## start Provided records

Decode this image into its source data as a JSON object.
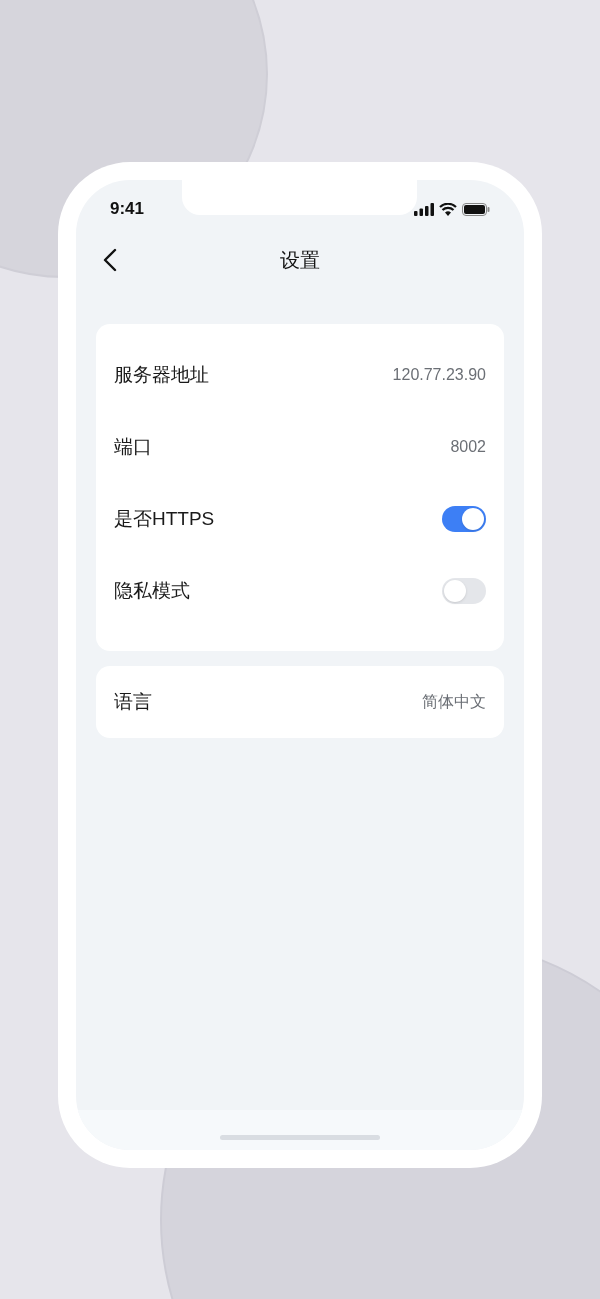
{
  "status_bar": {
    "time": "9:41"
  },
  "nav": {
    "title": "设置"
  },
  "groups": [
    {
      "rows": [
        {
          "kind": "value",
          "label": "服务器地址",
          "value": "120.77.23.90"
        },
        {
          "kind": "value",
          "label": "端口",
          "value": "8002"
        },
        {
          "kind": "toggle",
          "label": "是否HTTPS",
          "on": true
        },
        {
          "kind": "toggle",
          "label": "隐私模式",
          "on": false
        }
      ]
    },
    {
      "rows": [
        {
          "kind": "value",
          "label": "语言",
          "value": "简体中文"
        }
      ]
    }
  ]
}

## end Provided records

_What the task requires_
Restate each entry word for word, leaving out any pictures.

_Correct output_
Decode this image into its source data as a JSON object.
{
  "status_bar": {
    "time": "9:41"
  },
  "nav": {
    "title": "设置"
  },
  "groups": [
    {
      "rows": [
        {
          "kind": "value",
          "label": "服务器地址",
          "value": "120.77.23.90"
        },
        {
          "kind": "value",
          "label": "端口",
          "value": "8002"
        },
        {
          "kind": "toggle",
          "label": "是否HTTPS",
          "on": true
        },
        {
          "kind": "toggle",
          "label": "隐私模式",
          "on": false
        }
      ]
    },
    {
      "rows": [
        {
          "kind": "value",
          "label": "语言",
          "value": "简体中文"
        }
      ]
    }
  ]
}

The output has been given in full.